→ WHAT IS REQUIRED
Please pull out every line that includes the string "судьба".

— Start DATA FOR THIS EXERCISE —

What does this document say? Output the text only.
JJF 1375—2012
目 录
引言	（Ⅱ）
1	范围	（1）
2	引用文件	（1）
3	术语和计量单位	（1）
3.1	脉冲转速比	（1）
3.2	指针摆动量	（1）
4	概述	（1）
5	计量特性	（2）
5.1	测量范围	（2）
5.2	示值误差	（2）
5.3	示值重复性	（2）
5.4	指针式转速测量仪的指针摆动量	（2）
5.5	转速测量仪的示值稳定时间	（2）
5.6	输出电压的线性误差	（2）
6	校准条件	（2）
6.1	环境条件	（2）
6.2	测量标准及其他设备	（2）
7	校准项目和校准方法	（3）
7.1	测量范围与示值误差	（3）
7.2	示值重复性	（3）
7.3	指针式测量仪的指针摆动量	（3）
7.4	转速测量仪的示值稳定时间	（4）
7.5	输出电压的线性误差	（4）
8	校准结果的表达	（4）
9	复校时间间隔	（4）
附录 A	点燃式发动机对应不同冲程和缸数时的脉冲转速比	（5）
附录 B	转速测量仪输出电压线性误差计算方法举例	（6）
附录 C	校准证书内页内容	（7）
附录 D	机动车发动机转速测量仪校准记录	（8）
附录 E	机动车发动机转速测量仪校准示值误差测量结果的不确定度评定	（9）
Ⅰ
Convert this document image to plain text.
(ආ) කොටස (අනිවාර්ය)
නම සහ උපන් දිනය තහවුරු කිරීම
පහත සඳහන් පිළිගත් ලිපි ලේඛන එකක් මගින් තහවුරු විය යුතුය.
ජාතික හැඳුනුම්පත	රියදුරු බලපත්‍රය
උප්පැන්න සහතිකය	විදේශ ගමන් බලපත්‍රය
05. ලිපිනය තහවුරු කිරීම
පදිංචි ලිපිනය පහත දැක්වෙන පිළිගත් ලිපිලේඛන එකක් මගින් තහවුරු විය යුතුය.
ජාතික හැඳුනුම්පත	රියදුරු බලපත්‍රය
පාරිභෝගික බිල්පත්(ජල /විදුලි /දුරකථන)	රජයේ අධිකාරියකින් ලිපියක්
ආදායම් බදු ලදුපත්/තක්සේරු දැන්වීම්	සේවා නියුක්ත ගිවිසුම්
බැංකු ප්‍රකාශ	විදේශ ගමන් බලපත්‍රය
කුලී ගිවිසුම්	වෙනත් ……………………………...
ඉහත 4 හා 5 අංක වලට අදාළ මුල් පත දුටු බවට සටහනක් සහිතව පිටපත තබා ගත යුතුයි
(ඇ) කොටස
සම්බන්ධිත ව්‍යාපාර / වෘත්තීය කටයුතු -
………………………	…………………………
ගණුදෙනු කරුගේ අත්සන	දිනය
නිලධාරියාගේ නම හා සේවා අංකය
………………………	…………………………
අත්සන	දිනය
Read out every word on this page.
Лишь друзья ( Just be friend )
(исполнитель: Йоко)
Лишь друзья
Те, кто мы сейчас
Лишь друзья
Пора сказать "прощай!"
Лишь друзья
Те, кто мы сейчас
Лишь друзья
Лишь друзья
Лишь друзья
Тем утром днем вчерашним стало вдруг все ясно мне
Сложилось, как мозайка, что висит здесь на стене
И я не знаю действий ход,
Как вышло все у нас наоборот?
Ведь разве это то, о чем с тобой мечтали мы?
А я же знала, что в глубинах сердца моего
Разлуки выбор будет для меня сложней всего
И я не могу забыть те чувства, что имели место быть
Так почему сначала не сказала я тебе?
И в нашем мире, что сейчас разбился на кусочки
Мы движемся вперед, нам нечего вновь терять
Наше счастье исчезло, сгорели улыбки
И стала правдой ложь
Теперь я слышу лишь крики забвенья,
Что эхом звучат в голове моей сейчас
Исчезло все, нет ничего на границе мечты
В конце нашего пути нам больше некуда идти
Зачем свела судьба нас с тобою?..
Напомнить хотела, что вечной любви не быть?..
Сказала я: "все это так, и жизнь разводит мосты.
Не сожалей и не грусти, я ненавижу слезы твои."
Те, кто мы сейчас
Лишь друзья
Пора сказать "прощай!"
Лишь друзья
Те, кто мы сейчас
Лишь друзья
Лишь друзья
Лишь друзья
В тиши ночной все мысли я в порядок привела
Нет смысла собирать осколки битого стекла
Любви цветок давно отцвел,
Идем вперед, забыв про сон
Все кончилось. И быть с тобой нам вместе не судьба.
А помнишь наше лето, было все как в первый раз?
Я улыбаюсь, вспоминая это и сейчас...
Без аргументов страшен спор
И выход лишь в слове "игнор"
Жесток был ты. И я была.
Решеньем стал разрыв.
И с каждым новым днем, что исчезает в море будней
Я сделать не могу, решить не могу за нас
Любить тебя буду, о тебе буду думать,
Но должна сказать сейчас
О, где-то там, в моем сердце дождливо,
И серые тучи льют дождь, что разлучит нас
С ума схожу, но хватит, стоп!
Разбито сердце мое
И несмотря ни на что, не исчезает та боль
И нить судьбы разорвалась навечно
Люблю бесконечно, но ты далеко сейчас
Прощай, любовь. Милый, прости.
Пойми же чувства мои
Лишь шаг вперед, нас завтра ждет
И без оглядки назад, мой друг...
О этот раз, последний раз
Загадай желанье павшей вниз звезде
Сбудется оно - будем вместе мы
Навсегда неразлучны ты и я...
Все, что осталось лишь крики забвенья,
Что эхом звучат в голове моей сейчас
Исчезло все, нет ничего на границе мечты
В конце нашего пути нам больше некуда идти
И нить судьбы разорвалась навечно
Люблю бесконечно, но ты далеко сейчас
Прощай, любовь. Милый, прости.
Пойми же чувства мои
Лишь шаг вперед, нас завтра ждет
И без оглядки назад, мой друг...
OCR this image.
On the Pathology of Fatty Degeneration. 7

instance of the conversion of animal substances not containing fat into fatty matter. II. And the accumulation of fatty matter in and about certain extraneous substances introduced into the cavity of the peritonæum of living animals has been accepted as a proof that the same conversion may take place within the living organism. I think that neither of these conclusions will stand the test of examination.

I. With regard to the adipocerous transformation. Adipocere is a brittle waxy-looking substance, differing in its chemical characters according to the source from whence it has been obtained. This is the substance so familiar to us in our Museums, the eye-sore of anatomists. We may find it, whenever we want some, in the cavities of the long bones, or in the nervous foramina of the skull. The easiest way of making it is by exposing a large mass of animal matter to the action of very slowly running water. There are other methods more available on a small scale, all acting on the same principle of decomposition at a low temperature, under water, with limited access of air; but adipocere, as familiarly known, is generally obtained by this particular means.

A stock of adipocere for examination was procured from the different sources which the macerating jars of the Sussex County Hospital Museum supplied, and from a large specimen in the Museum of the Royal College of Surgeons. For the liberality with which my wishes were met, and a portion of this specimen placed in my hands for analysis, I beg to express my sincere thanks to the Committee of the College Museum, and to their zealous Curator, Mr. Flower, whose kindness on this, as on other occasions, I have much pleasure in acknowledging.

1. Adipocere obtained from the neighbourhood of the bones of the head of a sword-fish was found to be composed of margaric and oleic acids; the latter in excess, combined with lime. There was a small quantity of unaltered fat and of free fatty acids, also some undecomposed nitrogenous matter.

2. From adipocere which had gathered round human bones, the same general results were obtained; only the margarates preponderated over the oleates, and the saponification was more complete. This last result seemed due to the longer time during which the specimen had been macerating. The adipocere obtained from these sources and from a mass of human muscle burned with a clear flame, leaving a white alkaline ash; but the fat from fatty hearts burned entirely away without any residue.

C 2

— End DATA FOR THIS EXERCISE —

→ TASK OUTPUT
Зачем свела судьба нас с тобою?..
Все кончилось. И быть с тобой нам вместе не судьба.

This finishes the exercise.